→ **THE REQUEST**: Collect every line that includes the string "color".

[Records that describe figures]
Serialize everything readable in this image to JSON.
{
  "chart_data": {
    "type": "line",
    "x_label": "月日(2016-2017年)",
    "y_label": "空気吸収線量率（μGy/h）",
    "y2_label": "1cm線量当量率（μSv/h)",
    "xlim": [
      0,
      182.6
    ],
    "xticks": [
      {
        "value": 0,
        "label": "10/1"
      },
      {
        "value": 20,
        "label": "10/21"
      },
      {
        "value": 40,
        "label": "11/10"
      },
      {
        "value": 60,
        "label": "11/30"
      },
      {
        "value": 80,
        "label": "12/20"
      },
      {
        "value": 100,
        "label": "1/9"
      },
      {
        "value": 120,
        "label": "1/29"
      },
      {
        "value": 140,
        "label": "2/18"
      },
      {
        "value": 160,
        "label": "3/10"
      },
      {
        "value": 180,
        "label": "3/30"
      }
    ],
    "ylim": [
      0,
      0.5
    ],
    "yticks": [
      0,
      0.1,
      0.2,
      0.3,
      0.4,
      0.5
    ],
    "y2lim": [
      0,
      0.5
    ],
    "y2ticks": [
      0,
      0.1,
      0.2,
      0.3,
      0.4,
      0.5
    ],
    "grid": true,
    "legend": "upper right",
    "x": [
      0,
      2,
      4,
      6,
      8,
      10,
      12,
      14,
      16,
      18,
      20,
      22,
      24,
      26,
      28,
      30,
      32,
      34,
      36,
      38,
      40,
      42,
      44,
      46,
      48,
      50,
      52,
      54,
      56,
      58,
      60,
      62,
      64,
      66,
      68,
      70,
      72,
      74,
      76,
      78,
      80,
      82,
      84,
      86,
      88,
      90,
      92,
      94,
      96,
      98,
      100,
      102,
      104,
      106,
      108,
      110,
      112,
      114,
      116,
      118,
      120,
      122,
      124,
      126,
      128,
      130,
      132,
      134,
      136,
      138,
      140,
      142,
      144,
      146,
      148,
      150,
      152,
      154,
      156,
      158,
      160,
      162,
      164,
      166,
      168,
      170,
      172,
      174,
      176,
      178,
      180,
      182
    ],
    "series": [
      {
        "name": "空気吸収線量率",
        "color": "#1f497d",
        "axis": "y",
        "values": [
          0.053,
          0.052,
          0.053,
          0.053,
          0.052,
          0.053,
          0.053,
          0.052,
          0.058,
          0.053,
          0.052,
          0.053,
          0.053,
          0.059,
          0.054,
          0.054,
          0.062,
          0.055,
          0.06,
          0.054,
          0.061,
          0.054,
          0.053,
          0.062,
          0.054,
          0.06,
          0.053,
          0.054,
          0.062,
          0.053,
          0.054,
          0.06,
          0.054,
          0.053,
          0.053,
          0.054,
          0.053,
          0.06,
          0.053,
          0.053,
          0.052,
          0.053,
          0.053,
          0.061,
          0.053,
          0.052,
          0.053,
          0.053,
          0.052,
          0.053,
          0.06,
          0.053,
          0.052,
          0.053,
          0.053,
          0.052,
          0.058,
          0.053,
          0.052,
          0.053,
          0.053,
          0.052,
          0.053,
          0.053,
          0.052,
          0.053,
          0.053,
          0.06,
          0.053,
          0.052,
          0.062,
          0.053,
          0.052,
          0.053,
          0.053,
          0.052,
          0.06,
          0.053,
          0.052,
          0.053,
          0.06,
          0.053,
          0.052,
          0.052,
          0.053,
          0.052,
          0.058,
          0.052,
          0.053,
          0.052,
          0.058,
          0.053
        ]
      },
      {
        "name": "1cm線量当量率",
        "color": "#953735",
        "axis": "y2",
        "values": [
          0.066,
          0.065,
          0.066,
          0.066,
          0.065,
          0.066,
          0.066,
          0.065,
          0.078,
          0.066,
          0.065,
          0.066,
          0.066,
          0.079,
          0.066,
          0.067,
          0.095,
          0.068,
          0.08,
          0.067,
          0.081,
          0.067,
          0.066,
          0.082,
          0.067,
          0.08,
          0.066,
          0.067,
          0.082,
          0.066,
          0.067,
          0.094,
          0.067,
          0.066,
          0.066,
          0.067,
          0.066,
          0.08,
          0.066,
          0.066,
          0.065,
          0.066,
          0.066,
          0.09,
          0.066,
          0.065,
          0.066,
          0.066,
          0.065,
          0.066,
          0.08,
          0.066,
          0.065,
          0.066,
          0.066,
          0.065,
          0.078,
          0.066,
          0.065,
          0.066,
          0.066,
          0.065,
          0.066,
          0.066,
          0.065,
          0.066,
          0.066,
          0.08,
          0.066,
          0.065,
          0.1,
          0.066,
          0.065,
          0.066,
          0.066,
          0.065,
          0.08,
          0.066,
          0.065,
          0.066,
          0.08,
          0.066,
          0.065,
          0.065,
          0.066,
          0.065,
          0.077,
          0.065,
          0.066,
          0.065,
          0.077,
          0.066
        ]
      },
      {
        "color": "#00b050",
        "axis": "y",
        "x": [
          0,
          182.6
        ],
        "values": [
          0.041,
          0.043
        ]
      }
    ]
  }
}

→ **WRITTEN ANSWER**:
        "color": "#1f497d",
        "color": "#953735",
        "color": "#00b050",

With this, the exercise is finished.